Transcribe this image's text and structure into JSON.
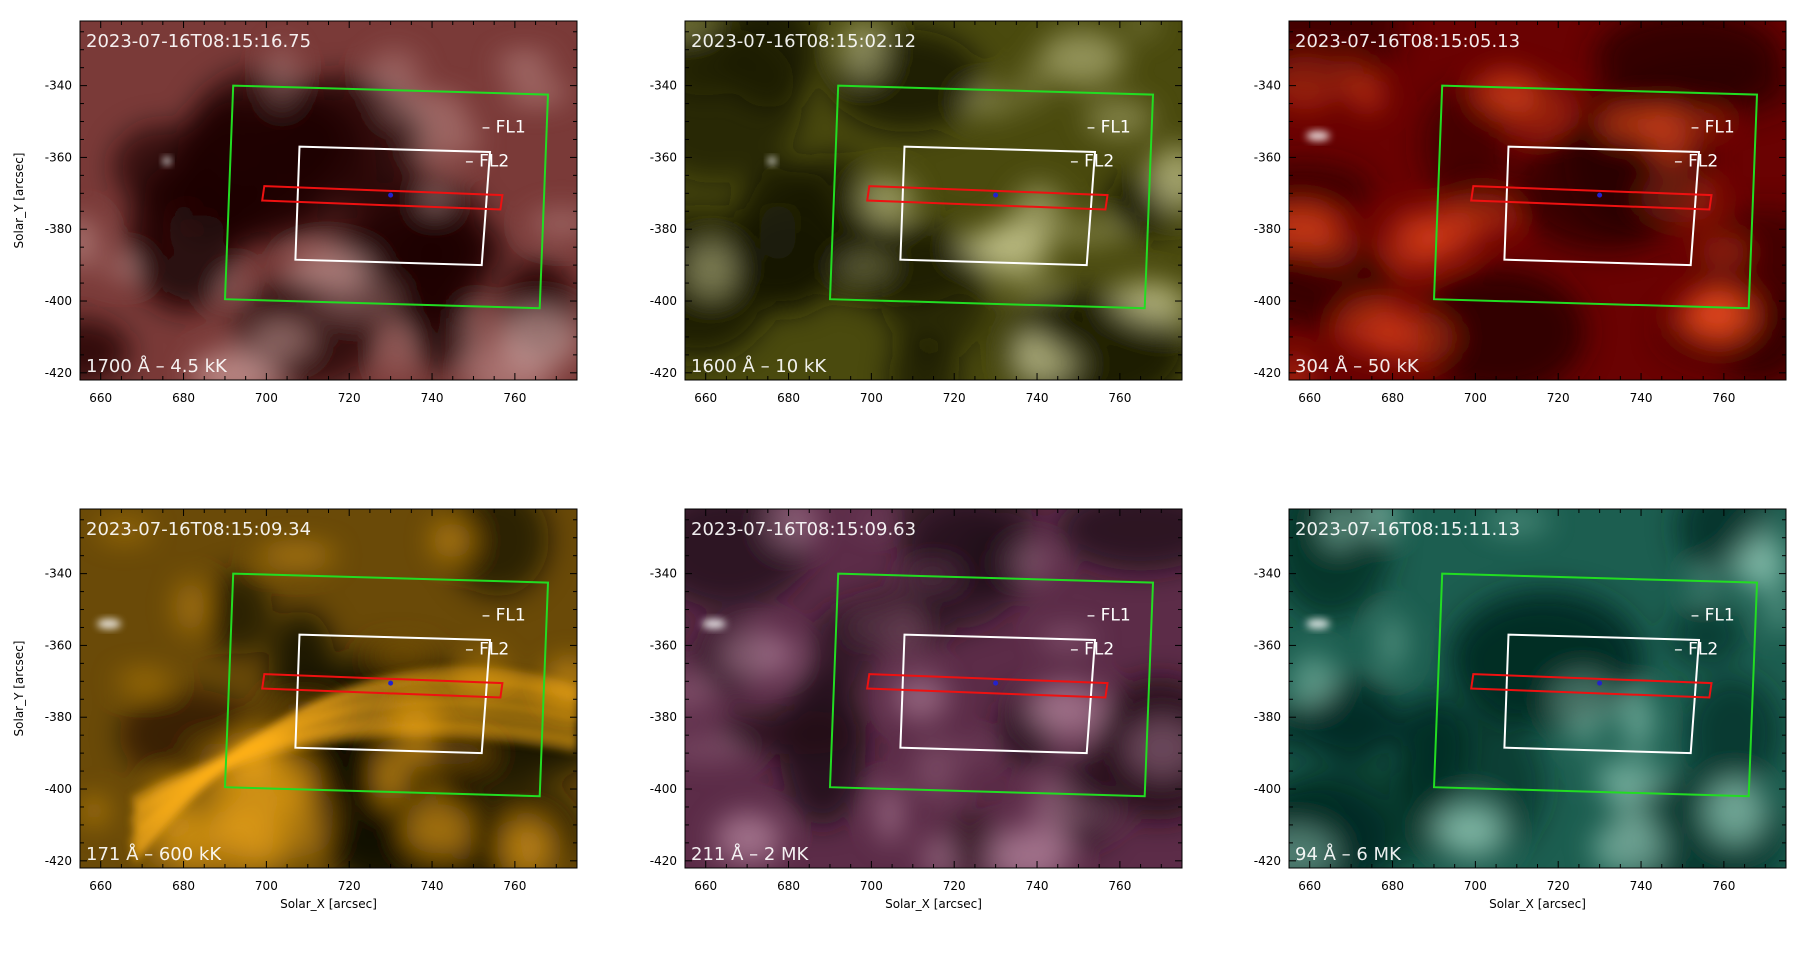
{
  "figure": {
    "x_axis": {
      "label": "Solar_X [arcsec]",
      "range": [
        655,
        775
      ],
      "ticks": [
        660,
        680,
        700,
        720,
        740,
        760
      ]
    },
    "y_axis": {
      "label": "Solar_Y [arcsec]",
      "range": [
        -422,
        -322
      ],
      "ticks": [
        -340,
        -360,
        -380,
        -400,
        -420
      ]
    },
    "overlay_labels": {
      "fl1": "FL1",
      "fl2": "FL2"
    },
    "overlays": {
      "green_box": [
        [
          692,
          -340
        ],
        [
          768,
          -342.5
        ],
        [
          766,
          -402
        ],
        [
          690,
          -399.5
        ]
      ],
      "white_box": [
        [
          708,
          -357
        ],
        [
          754,
          -358.5
        ],
        [
          752,
          -390
        ],
        [
          707,
          -388.5
        ]
      ],
      "red_slit": [
        [
          699.5,
          -368
        ],
        [
          757,
          -370.5
        ],
        [
          756.5,
          -374.5
        ],
        [
          699,
          -372
        ]
      ],
      "blue_marker": [
        730,
        -370.5
      ],
      "fl1_label_pos": [
        752,
        -353
      ],
      "fl2_label_pos": [
        748,
        -362.5
      ]
    },
    "colors": {
      "green_box": "#22dd22",
      "white_box": "#ffffff",
      "red_slit": "#ee1111",
      "blue_marker": "#2222cc"
    },
    "panels": [
      {
        "id": "aia1700",
        "timestamp": "2023-07-16T08:15:16.75",
        "channel": "1700 Å – 4.5 kK",
        "colormap": "aia1700",
        "colors": {
          "dark": "#1e0606",
          "mid": "#7a3a38",
          "light": "#e2b8b4"
        },
        "show_ylabel": true,
        "show_xlabel": false
      },
      {
        "id": "aia1600",
        "timestamp": "2023-07-16T08:15:02.12",
        "channel": "1600 Å – 10 kK",
        "colormap": "aia1600",
        "colors": {
          "dark": "#151500",
          "mid": "#4a4a0e",
          "light": "#d8d8a0"
        },
        "show_ylabel": false,
        "show_xlabel": false
      },
      {
        "id": "aia304",
        "timestamp": "2023-07-16T08:15:05.13",
        "channel": "304 Å – 50 kK",
        "colormap": "aia304",
        "colors": {
          "dark": "#2a0000",
          "mid": "#6a0202",
          "light": "#ff5522"
        },
        "show_ylabel": false,
        "show_xlabel": false
      },
      {
        "id": "aia171",
        "timestamp": "2023-07-16T08:15:09.34",
        "channel": "171 Å – 600 kK",
        "colormap": "aia171",
        "colors": {
          "dark": "#120b00",
          "mid": "#6a4a08",
          "light": "#ffb21a"
        },
        "show_ylabel": true,
        "show_xlabel": true
      },
      {
        "id": "aia211",
        "timestamp": "2023-07-16T08:15:09.63",
        "channel": "211 Å – 2 MK",
        "colormap": "aia211",
        "colors": {
          "dark": "#220c18",
          "mid": "#5c2c48",
          "light": "#c898b0"
        },
        "show_ylabel": false,
        "show_xlabel": true
      },
      {
        "id": "aia94",
        "timestamp": "2023-07-16T08:15:11.13",
        "channel": "94 Å – 6 MK",
        "colormap": "aia94",
        "colors": {
          "dark": "#062a22",
          "mid": "#1c5e50",
          "light": "#a8e0cc"
        },
        "show_ylabel": false,
        "show_xlabel": true
      }
    ]
  }
}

■ ■ ■

Exercise brief:
Could you reproduce every record above exactly, leaving out the pictures?

Solved exercise:
Transcribe this image's text and structure into JSON.
{
  "figure": {
    "x_axis": {
      "label": "Solar_X [arcsec]",
      "range": [
        655,
        775
      ],
      "ticks": [
        660,
        680,
        700,
        720,
        740,
        760
      ]
    },
    "y_axis": {
      "label": "Solar_Y [arcsec]",
      "range": [
        -422,
        -322
      ],
      "ticks": [
        -340,
        -360,
        -380,
        -400,
        -420
      ]
    },
    "overlay_labels": {
      "fl1": "FL1",
      "fl2": "FL2"
    },
    "overlays": {
      "green_box": [
        [
          692,
          -340
        ],
        [
          768,
          -342.5
        ],
        [
          766,
          -402
        ],
        [
          690,
          -399.5
        ]
      ],
      "white_box": [
        [
          708,
          -357
        ],
        [
          754,
          -358.5
        ],
        [
          752,
          -390
        ],
        [
          707,
          -388.5
        ]
      ],
      "red_slit": [
        [
          699.5,
          -368
        ],
        [
          757,
          -370.5
        ],
        [
          756.5,
          -374.5
        ],
        [
          699,
          -372
        ]
      ],
      "blue_marker": [
        730,
        -370.5
      ],
      "fl1_label_pos": [
        752,
        -353
      ],
      "fl2_label_pos": [
        748,
        -362.5
      ]
    },
    "colors": {
      "green_box": "#22dd22",
      "white_box": "#ffffff",
      "red_slit": "#ee1111",
      "blue_marker": "#2222cc"
    },
    "panels": [
      {
        "id": "aia1700",
        "timestamp": "2023-07-16T08:15:16.75",
        "channel": "1700 Å – 4.5 kK",
        "colormap": "aia1700",
        "colors": {
          "dark": "#1e0606",
          "mid": "#7a3a38",
          "light": "#e2b8b4"
        },
        "show_ylabel": true,
        "show_xlabel": false
      },
      {
        "id": "aia1600",
        "timestamp": "2023-07-16T08:15:02.12",
        "channel": "1600 Å – 10 kK",
        "colormap": "aia1600",
        "colors": {
          "dark": "#151500",
          "mid": "#4a4a0e",
          "light": "#d8d8a0"
        },
        "show_ylabel": false,
        "show_xlabel": false
      },
      {
        "id": "aia304",
        "timestamp": "2023-07-16T08:15:05.13",
        "channel": "304 Å – 50 kK",
        "colormap": "aia304",
        "colors": {
          "dark": "#2a0000",
          "mid": "#6a0202",
          "light": "#ff5522"
        },
        "show_ylabel": false,
        "show_xlabel": false
      },
      {
        "id": "aia171",
        "timestamp": "2023-07-16T08:15:09.34",
        "channel": "171 Å – 600 kK",
        "colormap": "aia171",
        "colors": {
          "dark": "#120b00",
          "mid": "#6a4a08",
          "light": "#ffb21a"
        },
        "show_ylabel": true,
        "show_xlabel": true
      },
      {
        "id": "aia211",
        "timestamp": "2023-07-16T08:15:09.63",
        "channel": "211 Å – 2 MK",
        "colormap": "aia211",
        "colors": {
          "dark": "#220c18",
          "mid": "#5c2c48",
          "light": "#c898b0"
        },
        "show_ylabel": false,
        "show_xlabel": true
      },
      {
        "id": "aia94",
        "timestamp": "2023-07-16T08:15:11.13",
        "channel": "94 Å – 6 MK",
        "colormap": "aia94",
        "colors": {
          "dark": "#062a22",
          "mid": "#1c5e50",
          "light": "#a8e0cc"
        },
        "show_ylabel": false,
        "show_xlabel": true
      }
    ]
  }
}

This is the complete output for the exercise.